## TASK DIRECTIONS
Copy every entry exactly as given, minus the images.

## DATA IN THIS EXERCISE
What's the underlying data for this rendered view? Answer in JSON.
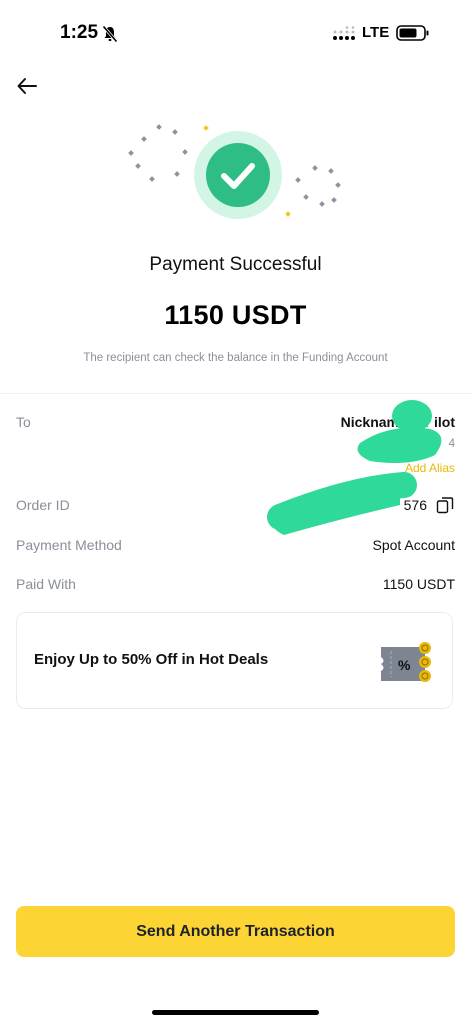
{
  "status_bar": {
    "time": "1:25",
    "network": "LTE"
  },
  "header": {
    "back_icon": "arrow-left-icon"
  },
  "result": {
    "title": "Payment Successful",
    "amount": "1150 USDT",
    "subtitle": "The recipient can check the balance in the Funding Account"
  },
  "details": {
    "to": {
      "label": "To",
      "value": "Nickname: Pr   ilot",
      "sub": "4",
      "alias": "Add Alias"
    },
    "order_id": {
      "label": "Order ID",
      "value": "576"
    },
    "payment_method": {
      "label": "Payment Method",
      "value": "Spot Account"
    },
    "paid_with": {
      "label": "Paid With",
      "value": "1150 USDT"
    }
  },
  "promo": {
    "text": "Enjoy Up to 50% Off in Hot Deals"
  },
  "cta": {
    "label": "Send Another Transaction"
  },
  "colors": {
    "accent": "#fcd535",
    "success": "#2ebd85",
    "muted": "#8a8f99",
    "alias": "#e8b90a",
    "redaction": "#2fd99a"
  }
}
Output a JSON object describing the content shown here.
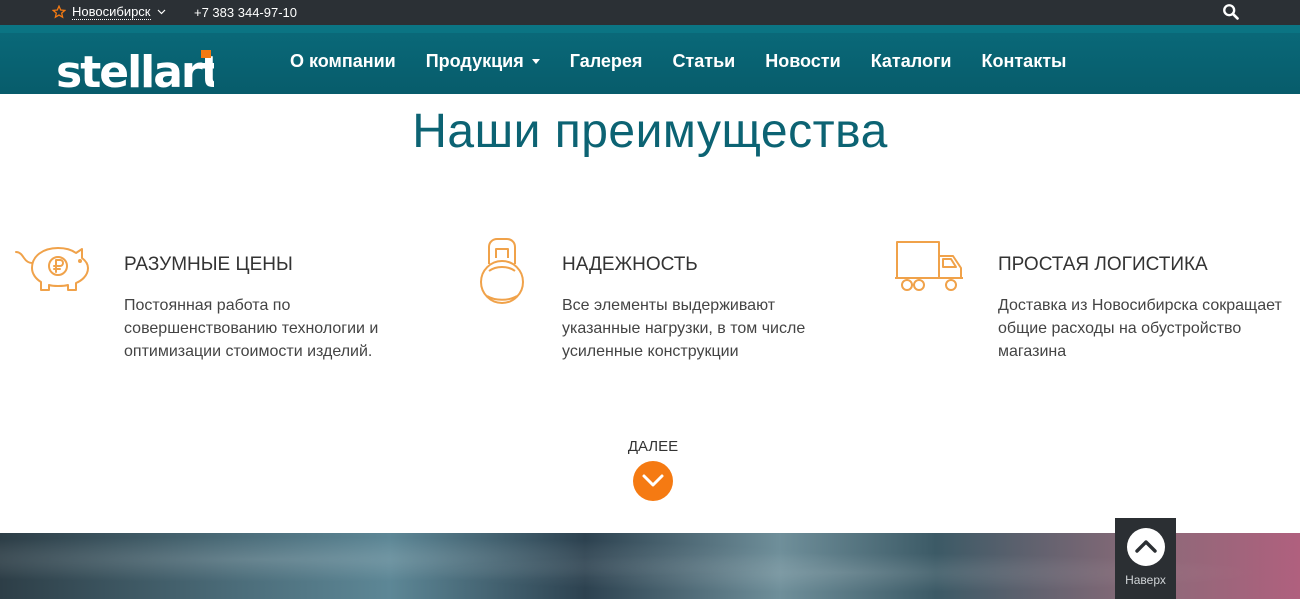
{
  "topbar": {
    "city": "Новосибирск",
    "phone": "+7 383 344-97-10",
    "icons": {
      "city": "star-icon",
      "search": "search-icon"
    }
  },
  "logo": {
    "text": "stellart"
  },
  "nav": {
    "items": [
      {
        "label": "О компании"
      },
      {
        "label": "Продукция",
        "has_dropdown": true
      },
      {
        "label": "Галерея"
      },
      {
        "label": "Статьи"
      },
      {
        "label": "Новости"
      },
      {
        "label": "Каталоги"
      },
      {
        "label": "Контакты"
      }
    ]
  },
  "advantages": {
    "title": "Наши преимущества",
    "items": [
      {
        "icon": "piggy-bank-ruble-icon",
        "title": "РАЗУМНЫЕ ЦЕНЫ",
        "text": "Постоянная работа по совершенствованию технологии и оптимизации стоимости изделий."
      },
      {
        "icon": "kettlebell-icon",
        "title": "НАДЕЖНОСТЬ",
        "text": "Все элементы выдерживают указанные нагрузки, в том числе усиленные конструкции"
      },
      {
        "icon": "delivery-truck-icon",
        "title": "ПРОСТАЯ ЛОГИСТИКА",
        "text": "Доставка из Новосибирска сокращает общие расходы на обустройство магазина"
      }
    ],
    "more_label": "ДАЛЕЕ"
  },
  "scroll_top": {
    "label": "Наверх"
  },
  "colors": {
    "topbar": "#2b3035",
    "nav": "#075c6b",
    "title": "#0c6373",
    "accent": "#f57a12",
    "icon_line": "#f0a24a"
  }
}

## ANSWER TO THIS PROBLEM
What's the underlying data for this rendered view? Answer in JSON.
{
  "status_bar": {
    "time": "1:25",
    "network": "LTE"
  },
  "header": {
    "back_icon": "arrow-left-icon"
  },
  "result": {
    "title": "Payment Successful",
    "amount": "1150 USDT",
    "subtitle": "The recipient can check the balance in the Funding Account"
  },
  "details": {
    "to": {
      "label": "To",
      "value": "Nickname: Pr   ilot",
      "sub": "4",
      "alias": "Add Alias"
    },
    "order_id": {
      "label": "Order ID",
      "value": "576"
    },
    "payment_method": {
      "label": "Payment Method",
      "value": "Spot Account"
    },
    "paid_with": {
      "label": "Paid With",
      "value": "1150 USDT"
    }
  },
  "promo": {
    "text": "Enjoy Up to 50% Off in Hot Deals"
  },
  "cta": {
    "label": "Send Another Transaction"
  },
  "colors": {
    "accent": "#fcd535",
    "success": "#2ebd85",
    "muted": "#8a8f99",
    "alias": "#e8b90a",
    "redaction": "#2fd99a"
  }
}
Output a JSON object describing the content shown here.
{
  "topbar": {
    "city": "Новосибирск",
    "phone": "+7 383 344-97-10",
    "icons": {
      "city": "star-icon",
      "search": "search-icon"
    }
  },
  "logo": {
    "text": "stellart"
  },
  "nav": {
    "items": [
      {
        "label": "О компании"
      },
      {
        "label": "Продукция",
        "has_dropdown": true
      },
      {
        "label": "Галерея"
      },
      {
        "label": "Статьи"
      },
      {
        "label": "Новости"
      },
      {
        "label": "Каталоги"
      },
      {
        "label": "Контакты"
      }
    ]
  },
  "advantages": {
    "title": "Наши преимущества",
    "items": [
      {
        "icon": "piggy-bank-ruble-icon",
        "title": "РАЗУМНЫЕ ЦЕНЫ",
        "text": "Постоянная работа по совершенствованию технологии и оптимизации стоимости изделий."
      },
      {
        "icon": "kettlebell-icon",
        "title": "НАДЕЖНОСТЬ",
        "text": "Все элементы выдерживают указанные нагрузки, в том числе усиленные конструкции"
      },
      {
        "icon": "delivery-truck-icon",
        "title": "ПРОСТАЯ ЛОГИСТИКА",
        "text": "Доставка из Новосибирска сокращает общие расходы на обустройство магазина"
      }
    ],
    "more_label": "ДАЛЕЕ"
  },
  "scroll_top": {
    "label": "Наверх"
  },
  "colors": {
    "topbar": "#2b3035",
    "nav": "#075c6b",
    "title": "#0c6373",
    "accent": "#f57a12",
    "icon_line": "#f0a24a"
  }
}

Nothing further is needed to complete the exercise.